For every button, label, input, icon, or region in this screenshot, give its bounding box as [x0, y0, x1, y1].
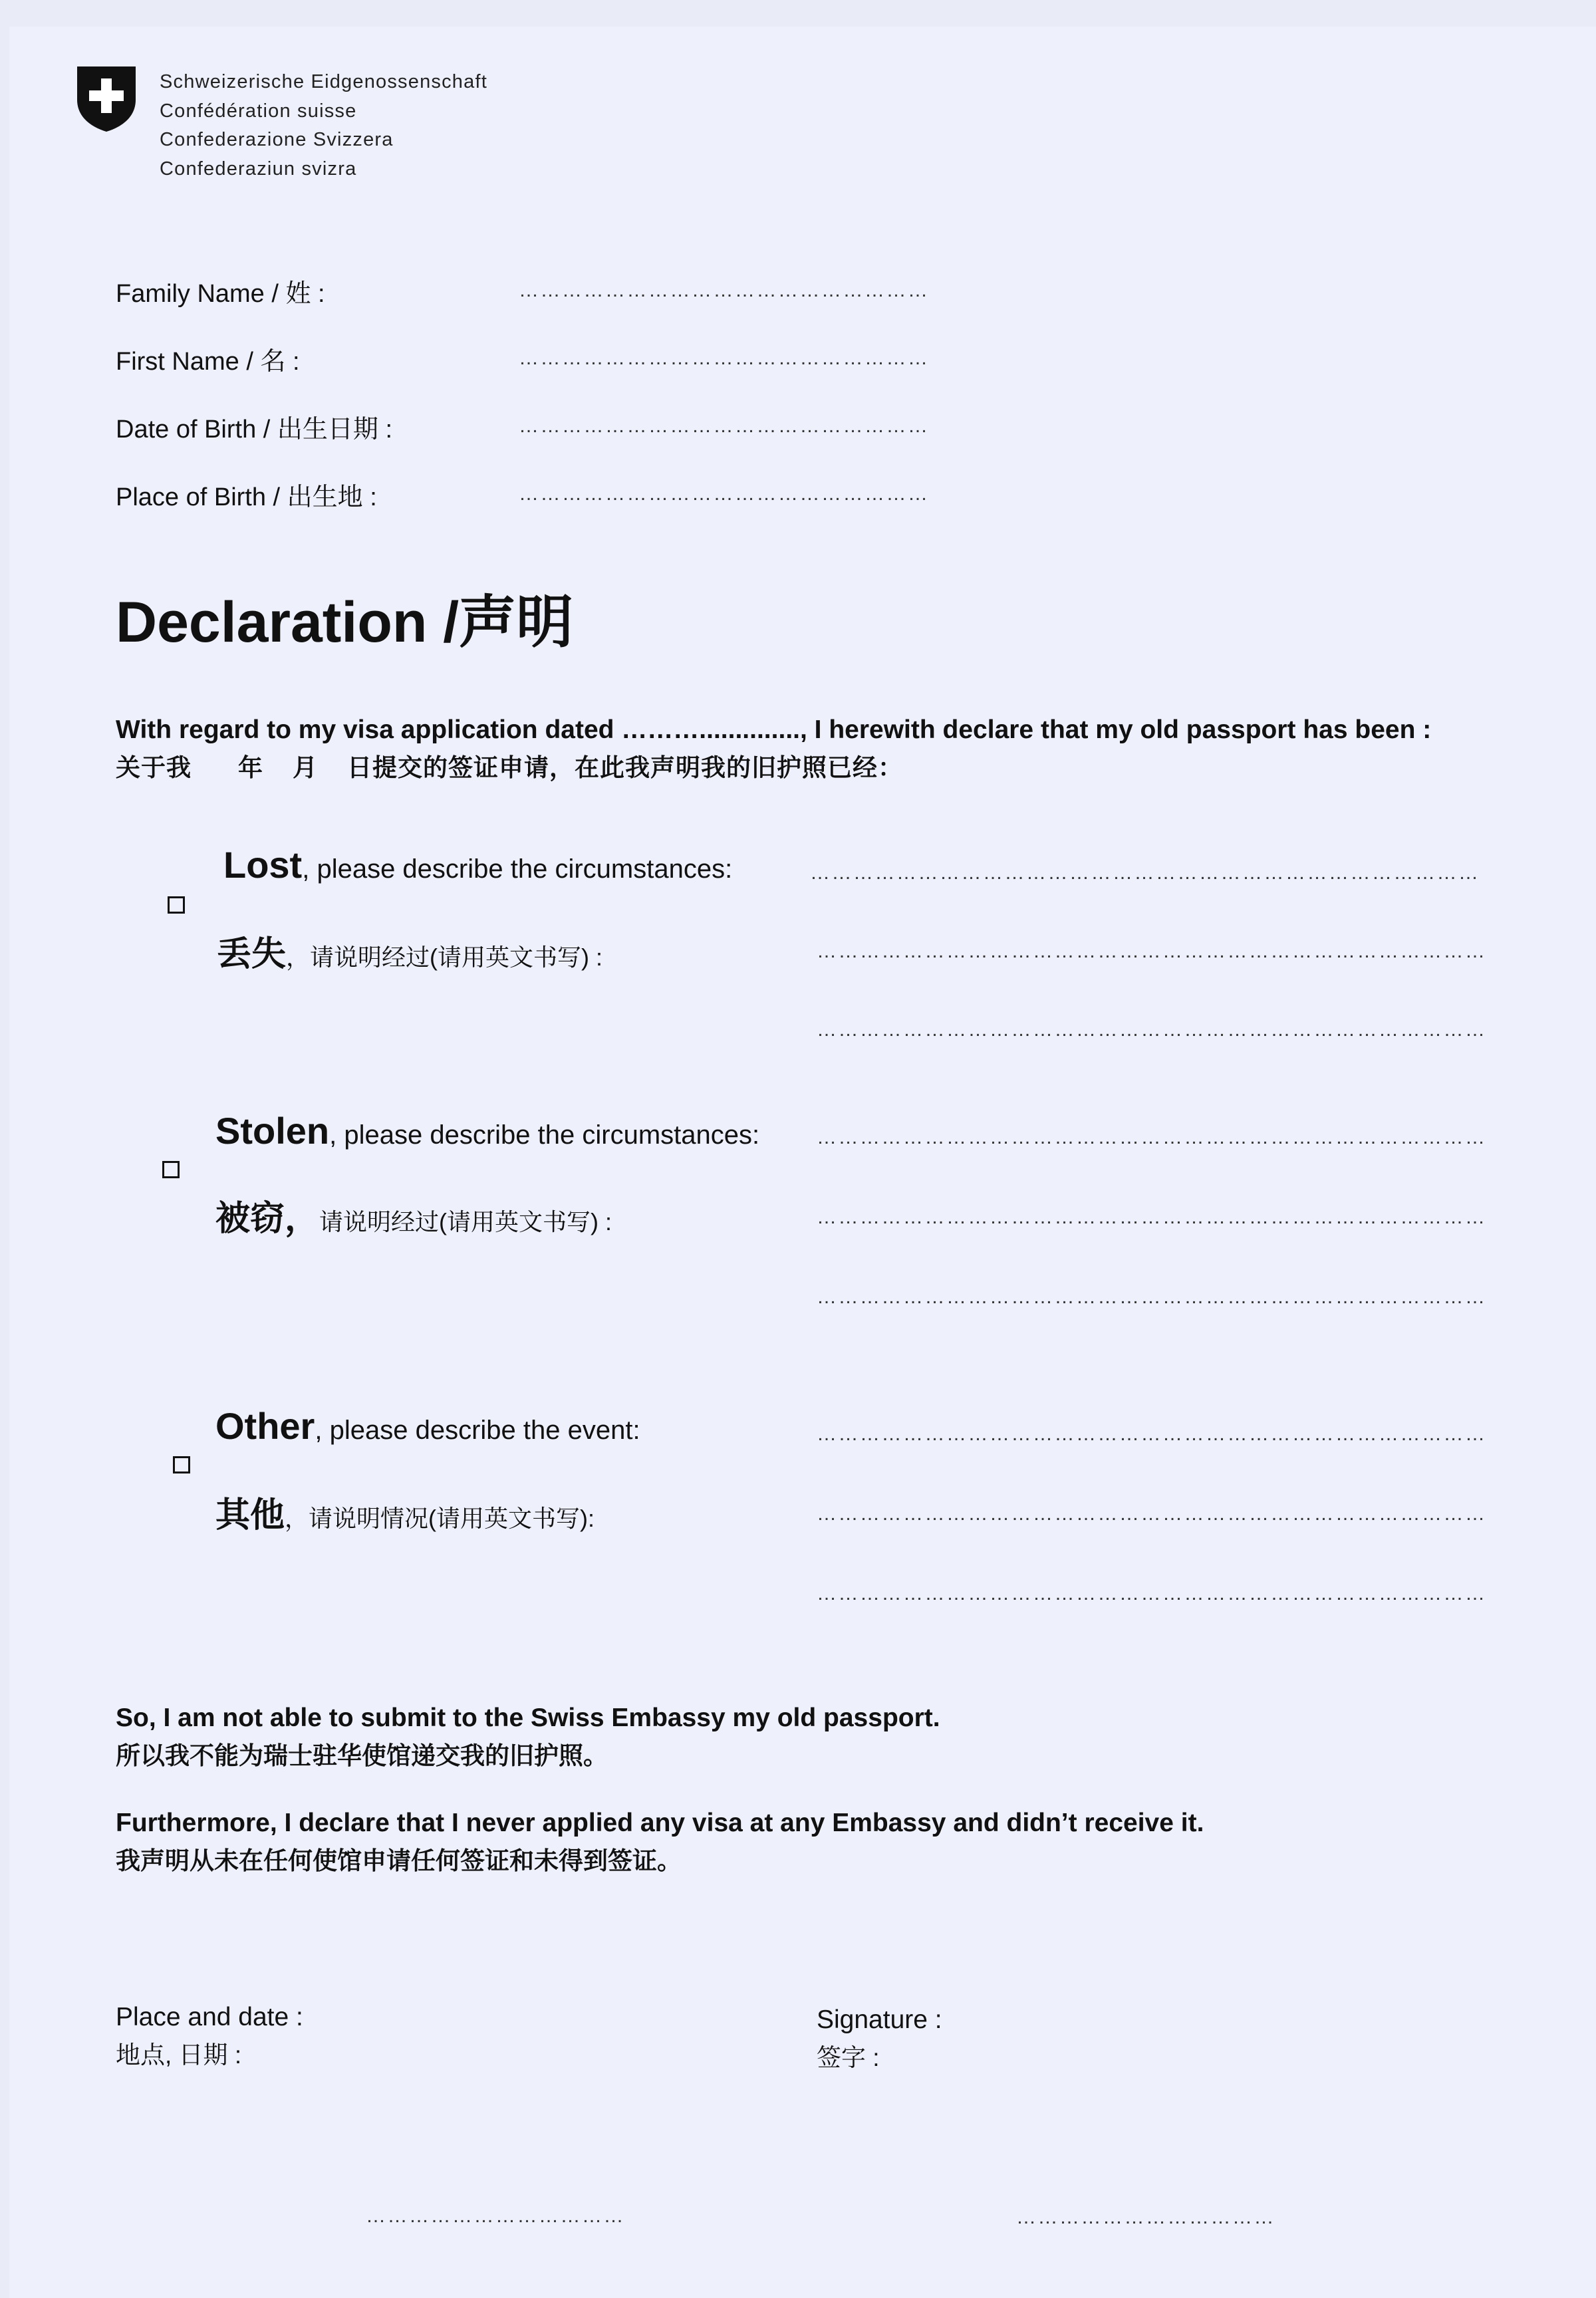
stolen-answer-line-3[interactable]: …………………………………………………………………………………	[817, 1286, 1487, 1308]
confederation-line-rm: Confederaziun svizra	[160, 158, 357, 180]
other-option-label	[215, 1404, 640, 1448]
confederation-line-it: Confederazione Svizzera	[160, 129, 394, 150]
lost-checkbox[interactable]	[168, 896, 185, 914]
place-date-line[interactable]: ………………………………	[366, 2205, 625, 2227]
signature-line[interactable]: ………………………………	[1016, 2206, 1275, 2228]
date-of-birth-label: Date of Birth / 出生日期 :	[116, 416, 392, 444]
other-word: Other	[215, 1405, 315, 1447]
stolen-word-cn: 被窃，	[215, 1199, 320, 1239]
swiss-shield-emblem	[76, 65, 137, 133]
signature-label-cn: 签字 :	[817, 2044, 880, 2071]
lost-answer-line-1[interactable]: …………………………………………………………………………………	[810, 862, 1480, 884]
lost-answer-line-3[interactable]: …………………………………………………………………………………	[817, 1019, 1487, 1041]
other-word-cn: 其他	[215, 1495, 285, 1535]
place-of-birth-label: Place of Birth / 出生地 :	[116, 483, 377, 511]
other-answer-line-2[interactable]: …………………………………………………………………………………	[817, 1503, 1487, 1525]
first-name-line[interactable]: …………………………………………………	[519, 347, 930, 369]
intro-statement-cn	[116, 747, 903, 783]
stolen-word: Stolen	[215, 1110, 330, 1152]
place-date-label: Place and date :	[116, 2003, 303, 2031]
intro-cn-part-4: 日提交的签证申请，在此我声明我的旧护照已经：	[347, 754, 903, 781]
other-answer-line-3[interactable]: …………………………………………………………………………………	[817, 1583, 1487, 1604]
other-option-label-cn	[215, 1487, 595, 1537]
date-of-birth-line[interactable]: …………………………………………………	[519, 415, 930, 437]
stolen-answer-line-2[interactable]: …………………………………………………………………………………	[817, 1206, 1487, 1228]
place-date-label-cn: 地点, 日期 :	[116, 2041, 242, 2069]
statement-1-en: So, I am not able to submit to the Swiss Embassy my old passport.	[116, 1704, 940, 1732]
lost-option-label	[223, 843, 732, 886]
other-checkbox[interactable]	[173, 1456, 190, 1473]
confederation-line-de: Schweizerische Eidgenossenschaft	[160, 71, 487, 92]
confederation-names	[160, 68, 487, 184]
lost-option-label-cn	[217, 926, 602, 975]
intro-cn-part-1: 关于我	[116, 754, 192, 781]
signature-label: Signature :	[817, 2005, 942, 2034]
intro-cn-part-2: 年	[238, 754, 263, 781]
intro-cn-part-3: 月	[293, 754, 318, 781]
place-of-birth-line[interactable]: …………………………………………………	[519, 483, 930, 505]
other-prompt: , please describe the event:	[315, 1416, 640, 1445]
lost-prompt: , please describe the circumstances:	[302, 854, 733, 884]
stolen-prompt-cn: 请说明经过(请用英文书写) :	[319, 1208, 612, 1235]
family-name-label: Family Name / 姓 :	[116, 280, 325, 308]
stolen-option-label-cn	[215, 1190, 612, 1240]
confederation-line-fr: Confédération suisse	[160, 100, 357, 122]
declaration-title: Declaration /声明	[116, 590, 574, 654]
family-name-line[interactable]: …………………………………………………	[519, 279, 930, 301]
first-name-label: First Name / 名 :	[116, 348, 300, 376]
statement-1-cn: 所以我不能为瑞士驻华使馆递交我的旧护照。	[116, 1742, 608, 1769]
statement-2-en: Furthermore, I declare that I never applied any visa at any Embassy and didn’t receive it.	[116, 1809, 1204, 1837]
stolen-prompt: , please describe the circumstances:	[329, 1120, 760, 1150]
other-prompt-cn: ，请说明情况(请用英文书写):	[285, 1505, 595, 1532]
statement-2-cn: 我声明从未在任何使馆申请任何签证和未得到签证。	[116, 1847, 682, 1874]
intro-statement-en: With regard to my visa application dated ……….............., I herewith declare that my old passport has been :	[116, 715, 1432, 744]
lost-answer-line-2[interactable]: …………………………………………………………………………………	[817, 940, 1487, 962]
lost-word-cn: 丢失	[217, 934, 287, 974]
lost-word: Lost	[223, 844, 303, 886]
lost-prompt-cn: ，请说明经过(请用英文书写) :	[286, 944, 602, 971]
stolen-checkbox[interactable]	[162, 1161, 180, 1178]
stolen-option-label	[215, 1109, 759, 1152]
other-answer-line-1[interactable]: …………………………………………………………………………………	[817, 1423, 1487, 1445]
stolen-answer-line-1[interactable]: …………………………………………………………………………………	[817, 1126, 1487, 1148]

☆ ☆ ☆ ☆

§ **PROBLEM REQUIREMENTS**
Reproduce the stretch of rows from the one containing "1286, 1487, 1308]" through the one containing "347, 930, 369]", swapping "interactable" for "clickable" throughout and leaving everything else unchanged.

§ **TASK RESPONSE**
stolen-answer-line-3[clickable]: …………………………………………………………………………………	[817, 1286, 1487, 1308]
confederation-line-rm: Confederaziun svizra	[160, 158, 357, 180]
other-option-label	[215, 1404, 640, 1448]
confederation-line-it: Confederazione Svizzera	[160, 129, 394, 150]
lost-checkbox[clickable]	[168, 896, 185, 914]
place-date-line[clickable]: ………………………………	[366, 2205, 625, 2227]
signature-line[clickable]: ………………………………	[1016, 2206, 1275, 2228]
date-of-birth-label: Date of Birth / 出生日期 :	[116, 416, 392, 444]
other-word: Other	[215, 1405, 315, 1447]
stolen-word-cn: 被窃，	[215, 1199, 320, 1239]
swiss-shield-emblem	[76, 65, 137, 133]
signature-label-cn: 签字 :	[817, 2044, 880, 2071]
lost-answer-line-1[clickable]: …………………………………………………………………………………	[810, 862, 1480, 884]
lost-answer-line-3[clickable]: …………………………………………………………………………………	[817, 1019, 1487, 1041]
other-word-cn: 其他	[215, 1495, 285, 1535]
place-of-birth-label: Place of Birth / 出生地 :	[116, 483, 377, 511]
other-answer-line-2[clickable]: …………………………………………………………………………………	[817, 1503, 1487, 1525]
first-name-line[clickable]: …………………………………………………	[519, 347, 930, 369]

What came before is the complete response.